**Task**: Work out how many lines in the listing below include the word "Parks"; answer with the number alone.

(Data items)

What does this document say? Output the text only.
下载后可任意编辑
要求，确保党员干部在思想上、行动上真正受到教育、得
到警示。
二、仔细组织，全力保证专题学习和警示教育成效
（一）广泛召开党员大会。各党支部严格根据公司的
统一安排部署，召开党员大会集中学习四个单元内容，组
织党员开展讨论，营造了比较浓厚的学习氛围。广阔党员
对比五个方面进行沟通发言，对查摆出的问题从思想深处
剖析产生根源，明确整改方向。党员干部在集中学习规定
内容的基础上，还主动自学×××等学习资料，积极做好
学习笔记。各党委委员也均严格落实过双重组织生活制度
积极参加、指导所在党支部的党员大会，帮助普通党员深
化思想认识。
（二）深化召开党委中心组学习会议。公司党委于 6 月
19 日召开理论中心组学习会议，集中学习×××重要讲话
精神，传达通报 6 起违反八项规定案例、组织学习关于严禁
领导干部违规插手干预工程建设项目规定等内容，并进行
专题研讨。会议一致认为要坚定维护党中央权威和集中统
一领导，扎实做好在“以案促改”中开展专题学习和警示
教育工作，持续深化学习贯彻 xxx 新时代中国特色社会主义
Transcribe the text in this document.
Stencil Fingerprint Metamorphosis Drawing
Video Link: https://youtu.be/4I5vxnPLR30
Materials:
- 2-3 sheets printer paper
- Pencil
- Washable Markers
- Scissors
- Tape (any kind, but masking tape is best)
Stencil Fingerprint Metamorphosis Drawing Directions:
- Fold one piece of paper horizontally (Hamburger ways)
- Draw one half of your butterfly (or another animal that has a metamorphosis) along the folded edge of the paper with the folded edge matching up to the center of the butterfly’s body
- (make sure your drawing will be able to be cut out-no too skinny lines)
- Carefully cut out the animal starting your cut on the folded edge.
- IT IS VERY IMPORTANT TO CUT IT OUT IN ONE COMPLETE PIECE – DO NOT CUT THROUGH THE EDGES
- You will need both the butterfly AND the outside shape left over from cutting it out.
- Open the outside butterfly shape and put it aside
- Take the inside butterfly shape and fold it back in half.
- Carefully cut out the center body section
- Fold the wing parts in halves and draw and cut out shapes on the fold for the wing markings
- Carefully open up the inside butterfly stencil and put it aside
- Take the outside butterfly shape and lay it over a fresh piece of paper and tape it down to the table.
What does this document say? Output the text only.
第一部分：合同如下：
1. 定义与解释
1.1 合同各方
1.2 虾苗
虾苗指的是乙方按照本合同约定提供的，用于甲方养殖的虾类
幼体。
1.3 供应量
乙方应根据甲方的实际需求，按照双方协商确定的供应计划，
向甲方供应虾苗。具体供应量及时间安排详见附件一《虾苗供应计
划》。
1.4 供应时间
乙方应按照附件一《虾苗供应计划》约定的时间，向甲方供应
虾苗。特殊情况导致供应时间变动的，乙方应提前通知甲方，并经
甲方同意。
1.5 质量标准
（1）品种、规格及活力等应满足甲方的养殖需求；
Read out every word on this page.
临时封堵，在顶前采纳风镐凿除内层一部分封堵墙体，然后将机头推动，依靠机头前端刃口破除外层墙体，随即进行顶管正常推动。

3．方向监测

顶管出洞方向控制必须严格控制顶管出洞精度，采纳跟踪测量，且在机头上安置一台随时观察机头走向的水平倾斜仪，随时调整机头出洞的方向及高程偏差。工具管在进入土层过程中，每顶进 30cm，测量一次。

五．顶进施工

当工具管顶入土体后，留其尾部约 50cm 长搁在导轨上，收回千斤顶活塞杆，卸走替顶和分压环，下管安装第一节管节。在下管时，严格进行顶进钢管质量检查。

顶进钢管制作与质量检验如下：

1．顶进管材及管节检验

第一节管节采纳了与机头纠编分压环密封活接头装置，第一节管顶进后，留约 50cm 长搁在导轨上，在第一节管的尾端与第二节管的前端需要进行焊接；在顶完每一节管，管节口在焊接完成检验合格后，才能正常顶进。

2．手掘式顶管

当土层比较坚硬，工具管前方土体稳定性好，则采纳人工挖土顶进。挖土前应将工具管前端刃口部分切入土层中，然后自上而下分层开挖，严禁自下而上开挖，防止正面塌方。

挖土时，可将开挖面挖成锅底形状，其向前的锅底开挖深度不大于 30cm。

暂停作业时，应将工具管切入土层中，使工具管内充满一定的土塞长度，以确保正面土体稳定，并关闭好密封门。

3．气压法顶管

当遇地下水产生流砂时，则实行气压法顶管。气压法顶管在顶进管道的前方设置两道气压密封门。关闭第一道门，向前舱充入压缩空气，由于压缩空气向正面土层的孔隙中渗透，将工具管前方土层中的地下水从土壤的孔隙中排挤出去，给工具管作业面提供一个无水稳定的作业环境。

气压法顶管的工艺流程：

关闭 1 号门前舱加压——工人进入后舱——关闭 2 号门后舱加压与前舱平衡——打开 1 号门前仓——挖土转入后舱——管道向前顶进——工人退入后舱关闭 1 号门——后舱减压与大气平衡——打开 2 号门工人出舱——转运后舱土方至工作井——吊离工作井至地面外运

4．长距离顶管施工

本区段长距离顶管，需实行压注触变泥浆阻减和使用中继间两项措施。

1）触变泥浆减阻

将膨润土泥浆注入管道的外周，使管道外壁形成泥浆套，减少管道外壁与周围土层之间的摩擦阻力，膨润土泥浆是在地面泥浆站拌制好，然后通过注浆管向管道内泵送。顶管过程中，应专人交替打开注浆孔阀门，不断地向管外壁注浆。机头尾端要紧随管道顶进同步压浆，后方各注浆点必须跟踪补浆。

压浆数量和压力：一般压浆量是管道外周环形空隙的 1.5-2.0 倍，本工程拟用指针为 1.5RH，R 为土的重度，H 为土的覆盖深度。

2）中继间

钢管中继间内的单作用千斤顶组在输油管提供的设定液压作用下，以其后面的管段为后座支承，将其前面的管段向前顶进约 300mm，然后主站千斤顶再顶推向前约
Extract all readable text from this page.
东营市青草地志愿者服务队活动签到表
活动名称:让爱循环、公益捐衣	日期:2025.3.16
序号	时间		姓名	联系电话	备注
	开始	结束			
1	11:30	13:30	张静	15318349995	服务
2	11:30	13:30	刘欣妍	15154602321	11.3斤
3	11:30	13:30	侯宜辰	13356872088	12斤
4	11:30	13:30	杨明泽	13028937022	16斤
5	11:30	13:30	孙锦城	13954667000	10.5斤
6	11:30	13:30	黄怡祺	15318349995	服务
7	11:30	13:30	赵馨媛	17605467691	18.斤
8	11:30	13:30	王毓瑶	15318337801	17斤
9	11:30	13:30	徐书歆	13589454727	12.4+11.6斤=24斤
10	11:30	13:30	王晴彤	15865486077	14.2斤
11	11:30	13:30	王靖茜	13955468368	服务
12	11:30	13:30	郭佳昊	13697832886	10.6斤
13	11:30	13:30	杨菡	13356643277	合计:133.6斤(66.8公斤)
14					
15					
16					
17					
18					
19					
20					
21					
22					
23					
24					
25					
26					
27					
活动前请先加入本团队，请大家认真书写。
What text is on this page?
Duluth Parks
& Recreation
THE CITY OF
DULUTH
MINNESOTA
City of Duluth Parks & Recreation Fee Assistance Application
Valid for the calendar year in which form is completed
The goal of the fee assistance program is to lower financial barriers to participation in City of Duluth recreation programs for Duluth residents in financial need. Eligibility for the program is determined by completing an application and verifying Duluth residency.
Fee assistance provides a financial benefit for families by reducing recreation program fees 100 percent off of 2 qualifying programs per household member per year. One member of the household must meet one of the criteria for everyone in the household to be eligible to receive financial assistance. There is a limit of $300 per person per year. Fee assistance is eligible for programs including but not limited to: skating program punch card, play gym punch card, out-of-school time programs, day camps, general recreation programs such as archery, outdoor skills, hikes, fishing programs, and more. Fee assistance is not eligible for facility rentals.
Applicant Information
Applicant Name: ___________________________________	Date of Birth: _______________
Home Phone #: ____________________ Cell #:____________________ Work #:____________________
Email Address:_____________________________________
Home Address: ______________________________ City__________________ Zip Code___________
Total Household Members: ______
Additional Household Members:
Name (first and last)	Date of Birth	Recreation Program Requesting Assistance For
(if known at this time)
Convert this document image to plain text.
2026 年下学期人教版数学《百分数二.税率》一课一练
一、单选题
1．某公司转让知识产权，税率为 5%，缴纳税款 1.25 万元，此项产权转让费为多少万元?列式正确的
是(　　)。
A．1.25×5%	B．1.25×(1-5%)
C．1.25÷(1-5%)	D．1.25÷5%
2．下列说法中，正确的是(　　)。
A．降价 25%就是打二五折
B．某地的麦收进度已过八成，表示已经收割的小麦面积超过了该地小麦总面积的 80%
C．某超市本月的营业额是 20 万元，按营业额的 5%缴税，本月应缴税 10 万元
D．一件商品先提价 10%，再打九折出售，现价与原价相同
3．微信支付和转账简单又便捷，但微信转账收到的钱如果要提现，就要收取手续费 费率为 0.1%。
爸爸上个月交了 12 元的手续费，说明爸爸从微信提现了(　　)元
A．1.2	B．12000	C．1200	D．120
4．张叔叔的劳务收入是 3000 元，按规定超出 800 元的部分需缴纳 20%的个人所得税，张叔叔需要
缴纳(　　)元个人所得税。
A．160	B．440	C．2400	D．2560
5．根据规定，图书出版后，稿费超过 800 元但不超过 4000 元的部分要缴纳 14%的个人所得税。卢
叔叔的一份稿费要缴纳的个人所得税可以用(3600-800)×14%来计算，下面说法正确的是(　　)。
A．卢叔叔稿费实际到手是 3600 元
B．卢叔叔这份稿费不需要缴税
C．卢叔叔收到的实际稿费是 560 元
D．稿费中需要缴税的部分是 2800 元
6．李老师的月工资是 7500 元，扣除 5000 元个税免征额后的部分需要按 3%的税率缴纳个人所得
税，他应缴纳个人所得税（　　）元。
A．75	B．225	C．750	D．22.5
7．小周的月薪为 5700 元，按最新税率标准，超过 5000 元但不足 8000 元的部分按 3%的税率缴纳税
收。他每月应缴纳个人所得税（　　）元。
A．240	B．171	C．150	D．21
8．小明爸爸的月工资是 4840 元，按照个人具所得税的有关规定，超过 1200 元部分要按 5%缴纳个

**Output**: 2